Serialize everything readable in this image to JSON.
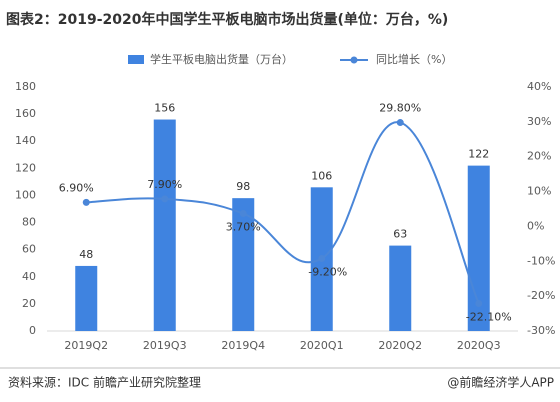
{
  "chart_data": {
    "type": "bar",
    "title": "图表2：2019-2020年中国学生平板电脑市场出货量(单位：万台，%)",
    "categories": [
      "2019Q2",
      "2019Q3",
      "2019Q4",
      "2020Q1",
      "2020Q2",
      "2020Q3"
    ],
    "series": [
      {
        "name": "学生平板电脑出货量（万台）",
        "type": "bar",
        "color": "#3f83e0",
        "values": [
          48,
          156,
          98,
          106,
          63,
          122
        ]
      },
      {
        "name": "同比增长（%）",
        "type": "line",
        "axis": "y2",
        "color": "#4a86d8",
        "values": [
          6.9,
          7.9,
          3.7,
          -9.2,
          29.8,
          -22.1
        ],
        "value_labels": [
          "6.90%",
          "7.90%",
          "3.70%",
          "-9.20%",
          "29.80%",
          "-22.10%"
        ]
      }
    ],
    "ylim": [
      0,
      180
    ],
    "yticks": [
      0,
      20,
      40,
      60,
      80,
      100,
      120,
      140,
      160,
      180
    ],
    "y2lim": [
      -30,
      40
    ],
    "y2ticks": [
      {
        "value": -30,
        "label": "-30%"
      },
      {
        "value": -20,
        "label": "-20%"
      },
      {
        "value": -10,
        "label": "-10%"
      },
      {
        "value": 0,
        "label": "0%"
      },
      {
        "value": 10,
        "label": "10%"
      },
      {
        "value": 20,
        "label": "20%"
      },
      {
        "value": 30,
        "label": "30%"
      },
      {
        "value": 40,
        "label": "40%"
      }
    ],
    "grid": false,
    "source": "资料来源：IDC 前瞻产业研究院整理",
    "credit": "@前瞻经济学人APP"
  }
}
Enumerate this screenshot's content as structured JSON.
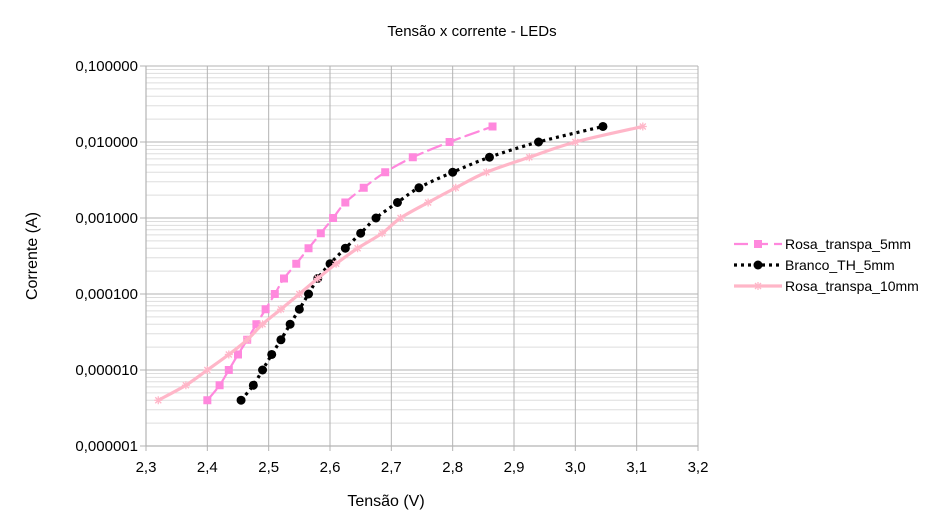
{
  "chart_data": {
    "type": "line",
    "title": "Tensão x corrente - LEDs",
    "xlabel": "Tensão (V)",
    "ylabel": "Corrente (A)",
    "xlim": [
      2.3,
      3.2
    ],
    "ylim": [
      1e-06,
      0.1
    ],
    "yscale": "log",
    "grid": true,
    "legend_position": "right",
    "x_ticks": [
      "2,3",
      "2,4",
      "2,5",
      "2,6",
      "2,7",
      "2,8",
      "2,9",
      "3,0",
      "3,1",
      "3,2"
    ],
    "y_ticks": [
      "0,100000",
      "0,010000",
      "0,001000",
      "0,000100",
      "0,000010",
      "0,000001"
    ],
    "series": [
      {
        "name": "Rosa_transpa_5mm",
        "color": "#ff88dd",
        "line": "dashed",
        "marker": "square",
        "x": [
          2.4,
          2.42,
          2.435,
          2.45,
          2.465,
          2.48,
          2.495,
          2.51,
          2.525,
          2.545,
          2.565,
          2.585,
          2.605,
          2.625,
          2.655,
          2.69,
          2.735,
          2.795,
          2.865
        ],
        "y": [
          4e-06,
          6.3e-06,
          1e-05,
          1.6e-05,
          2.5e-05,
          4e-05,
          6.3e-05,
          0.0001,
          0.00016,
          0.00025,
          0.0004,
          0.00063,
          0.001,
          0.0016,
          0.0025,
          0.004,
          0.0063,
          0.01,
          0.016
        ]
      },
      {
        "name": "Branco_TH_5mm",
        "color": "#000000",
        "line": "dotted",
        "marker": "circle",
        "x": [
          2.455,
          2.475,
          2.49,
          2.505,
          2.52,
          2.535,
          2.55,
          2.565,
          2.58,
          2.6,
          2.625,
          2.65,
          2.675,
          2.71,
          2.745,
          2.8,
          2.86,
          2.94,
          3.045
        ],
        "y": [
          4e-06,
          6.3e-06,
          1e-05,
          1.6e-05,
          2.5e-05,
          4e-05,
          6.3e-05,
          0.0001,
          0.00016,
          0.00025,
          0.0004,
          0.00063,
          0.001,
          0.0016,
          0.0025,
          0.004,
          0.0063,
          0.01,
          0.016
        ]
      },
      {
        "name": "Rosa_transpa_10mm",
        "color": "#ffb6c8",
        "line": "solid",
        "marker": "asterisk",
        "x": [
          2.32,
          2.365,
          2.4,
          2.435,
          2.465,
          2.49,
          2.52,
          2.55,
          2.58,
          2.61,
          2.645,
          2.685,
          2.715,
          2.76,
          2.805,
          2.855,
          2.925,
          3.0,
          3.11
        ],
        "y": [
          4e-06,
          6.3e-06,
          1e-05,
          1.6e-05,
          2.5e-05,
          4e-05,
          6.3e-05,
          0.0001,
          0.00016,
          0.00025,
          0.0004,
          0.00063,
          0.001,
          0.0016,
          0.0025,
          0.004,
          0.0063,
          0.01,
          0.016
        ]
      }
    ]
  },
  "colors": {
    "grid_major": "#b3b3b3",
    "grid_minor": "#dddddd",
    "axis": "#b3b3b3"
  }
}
• • •
◆ Exercise objective ◆
Retype every entry verbatim and exclude the pictures from the copy.

◆ Result ◆
Serialize everything readable in this image to JSON.
{
  "chart_data": {
    "type": "bar",
    "title": "图表2：2019-2020年中国学生平板电脑市场出货量(单位：万台，%)",
    "categories": [
      "2019Q2",
      "2019Q3",
      "2019Q4",
      "2020Q1",
      "2020Q2",
      "2020Q3"
    ],
    "series": [
      {
        "name": "学生平板电脑出货量（万台）",
        "type": "bar",
        "color": "#3f83e0",
        "values": [
          48,
          156,
          98,
          106,
          63,
          122
        ]
      },
      {
        "name": "同比增长（%）",
        "type": "line",
        "axis": "y2",
        "color": "#4a86d8",
        "values": [
          6.9,
          7.9,
          3.7,
          -9.2,
          29.8,
          -22.1
        ],
        "value_labels": [
          "6.90%",
          "7.90%",
          "3.70%",
          "-9.20%",
          "29.80%",
          "-22.10%"
        ]
      }
    ],
    "ylim": [
      0,
      180
    ],
    "yticks": [
      0,
      20,
      40,
      60,
      80,
      100,
      120,
      140,
      160,
      180
    ],
    "y2lim": [
      -30,
      40
    ],
    "y2ticks": [
      {
        "value": -30,
        "label": "-30%"
      },
      {
        "value": -20,
        "label": "-20%"
      },
      {
        "value": -10,
        "label": "-10%"
      },
      {
        "value": 0,
        "label": "0%"
      },
      {
        "value": 10,
        "label": "10%"
      },
      {
        "value": 20,
        "label": "20%"
      },
      {
        "value": 30,
        "label": "30%"
      },
      {
        "value": 40,
        "label": "40%"
      }
    ],
    "grid": false,
    "source": "资料来源：IDC 前瞻产业研究院整理",
    "credit": "@前瞻经济学人APP"
  }
}
Enumerate this screenshot's content as structured JSON.
{
  "chart_data": {
    "type": "line",
    "title": "Tensão x corrente - LEDs",
    "xlabel": "Tensão (V)",
    "ylabel": "Corrente (A)",
    "xlim": [
      2.3,
      3.2
    ],
    "ylim": [
      1e-06,
      0.1
    ],
    "yscale": "log",
    "grid": true,
    "legend_position": "right",
    "x_ticks": [
      "2,3",
      "2,4",
      "2,5",
      "2,6",
      "2,7",
      "2,8",
      "2,9",
      "3,0",
      "3,1",
      "3,2"
    ],
    "y_ticks": [
      "0,100000",
      "0,010000",
      "0,001000",
      "0,000100",
      "0,000010",
      "0,000001"
    ],
    "series": [
      {
        "name": "Rosa_transpa_5mm",
        "color": "#ff88dd",
        "line": "dashed",
        "marker": "square",
        "x": [
          2.4,
          2.42,
          2.435,
          2.45,
          2.465,
          2.48,
          2.495,
          2.51,
          2.525,
          2.545,
          2.565,
          2.585,
          2.605,
          2.625,
          2.655,
          2.69,
          2.735,
          2.795,
          2.865
        ],
        "y": [
          4e-06,
          6.3e-06,
          1e-05,
          1.6e-05,
          2.5e-05,
          4e-05,
          6.3e-05,
          0.0001,
          0.00016,
          0.00025,
          0.0004,
          0.00063,
          0.001,
          0.0016,
          0.0025,
          0.004,
          0.0063,
          0.01,
          0.016
        ]
      },
      {
        "name": "Branco_TH_5mm",
        "color": "#000000",
        "line": "dotted",
        "marker": "circle",
        "x": [
          2.455,
          2.475,
          2.49,
          2.505,
          2.52,
          2.535,
          2.55,
          2.565,
          2.58,
          2.6,
          2.625,
          2.65,
          2.675,
          2.71,
          2.745,
          2.8,
          2.86,
          2.94,
          3.045
        ],
        "y": [
          4e-06,
          6.3e-06,
          1e-05,
          1.6e-05,
          2.5e-05,
          4e-05,
          6.3e-05,
          0.0001,
          0.00016,
          0.00025,
          0.0004,
          0.00063,
          0.001,
          0.0016,
          0.0025,
          0.004,
          0.0063,
          0.01,
          0.016
        ]
      },
      {
        "name": "Rosa_transpa_10mm",
        "color": "#ffb6c8",
        "line": "solid",
        "marker": "asterisk",
        "x": [
          2.32,
          2.365,
          2.4,
          2.435,
          2.465,
          2.49,
          2.52,
          2.55,
          2.58,
          2.61,
          2.645,
          2.685,
          2.715,
          2.76,
          2.805,
          2.855,
          2.925,
          3.0,
          3.11
        ],
        "y": [
          4e-06,
          6.3e-06,
          1e-05,
          1.6e-05,
          2.5e-05,
          4e-05,
          6.3e-05,
          0.0001,
          0.00016,
          0.00025,
          0.0004,
          0.00063,
          0.001,
          0.0016,
          0.0025,
          0.004,
          0.0063,
          0.01,
          0.016
        ]
      }
    ]
  },
  "colors": {
    "grid_major": "#b3b3b3",
    "grid_minor": "#dddddd",
    "axis": "#b3b3b3"
  }
}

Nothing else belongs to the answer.